Transcribe the whole listing without a single picture.

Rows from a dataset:
_ _ _ _ _ _ _

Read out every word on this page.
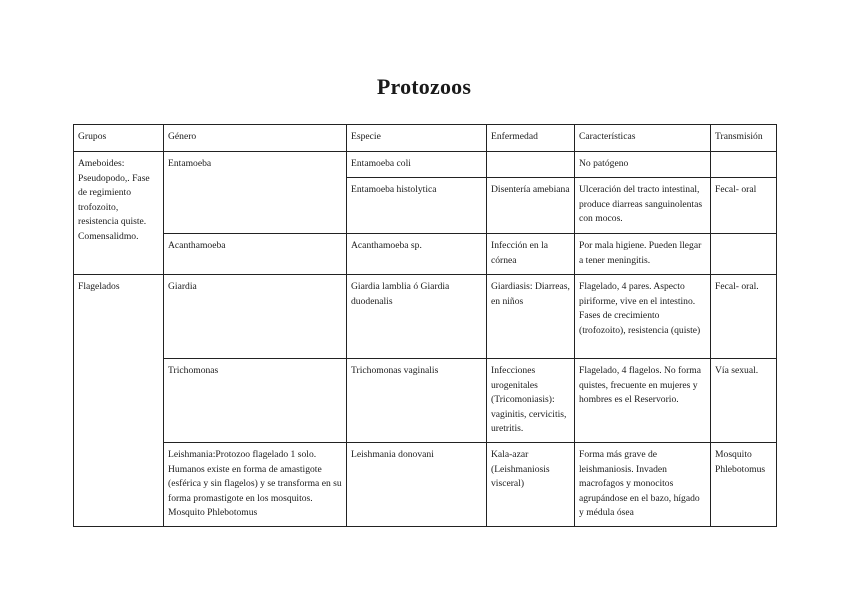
Protozoos
Grupos	Género	Especie	Enfermedad	Características	Transmisión
Ameboides: Pseudopodo,. Fase de regimiento trofozoito, resistencia quiste. Comensalidmo.	Entamoeba	Entamoeba coli		No patógeno	
		Entamoeba histolytica	Disentería amebiana	Ulceración del tracto intestinal, produce diarreas sanguinolentas con mocos.	Fecal- oral
	Acanthamoeba	Acanthamoeba sp.	Infección en la córnea	Por mala higiene. Pueden llegar a tener meningitis.	
Flagelados	Giardia	Giardia lamblia ó Giardia duodenalis	Giardiasis: Diarreas, en niños	Flagelado, 4 pares. Aspecto piriforme, vive en el intestino. Fases de crecimiento (trofozoito), resistencia (quiste)	Fecal- oral.
	Trichomonas	Trichomonas vaginalis	Infecciones urogenitales (Tricomoniasis): vaginitis, cervicitis, uretritis.	Flagelado, 4 flagelos. No forma quistes, frecuente en mujeres y hombres es el Reservorio.	Vía sexual.
	Leishmania:Protozoo flagelado 1 solo. Humanos existe en forma de amastigote (esférica y sin flagelos) y se transforma en su forma promastigote en los mosquitos. Mosquito Phlebotomus	Leishmania donovani	Kala-azar (Leishmaniosis visceral)	Forma más grave de leishmaniosis. Invaden macrofagos y monocitos agrupándose en el bazo, hígado y médula ósea	Mosquito Phlebotomus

_ _ _ _ _ _ _

# RESPONSE TO THE EXERCISE
Read out every word on this page.
Protozoos
Grupos	Género	Especie	Enfermedad	Características	Transmisión
Ameboides: Pseudopodo,. Fase de regimiento trofozoito, resistencia quiste. Comensalidmo.	Entamoeba	Entamoeba coli		No patógeno	
		Entamoeba histolytica	Disentería amebiana	Ulceración del tracto intestinal, produce diarreas sanguinolentas con mocos.	Fecal- oral
	Acanthamoeba	Acanthamoeba sp.	Infección en la córnea	Por mala higiene. Pueden llegar a tener meningitis.	
Flagelados	Giardia	Giardia lamblia ó Giardia duodenalis	Giardiasis: Diarreas, en niños	Flagelado, 4 pares. Aspecto piriforme, vive en el intestino. Fases de crecimiento (trofozoito), resistencia (quiste)	Fecal- oral.
	Trichomonas	Trichomonas vaginalis	Infecciones urogenitales (Tricomoniasis): vaginitis, cervicitis, uretritis.	Flagelado, 4 flagelos. No forma quistes, frecuente en mujeres y hombres es el Reservorio.	Vía sexual.
	Leishmania:Protozoo flagelado 1 solo. Humanos existe en forma de amastigote (esférica y sin flagelos) y se transforma en su forma promastigote en los mosquitos. Mosquito Phlebotomus	Leishmania donovani	Kala-azar (Leishmaniosis visceral)	Forma más grave de leishmaniosis. Invaden macrofagos y monocitos agrupándose en el bazo, hígado y médula ósea	Mosquito Phlebotomus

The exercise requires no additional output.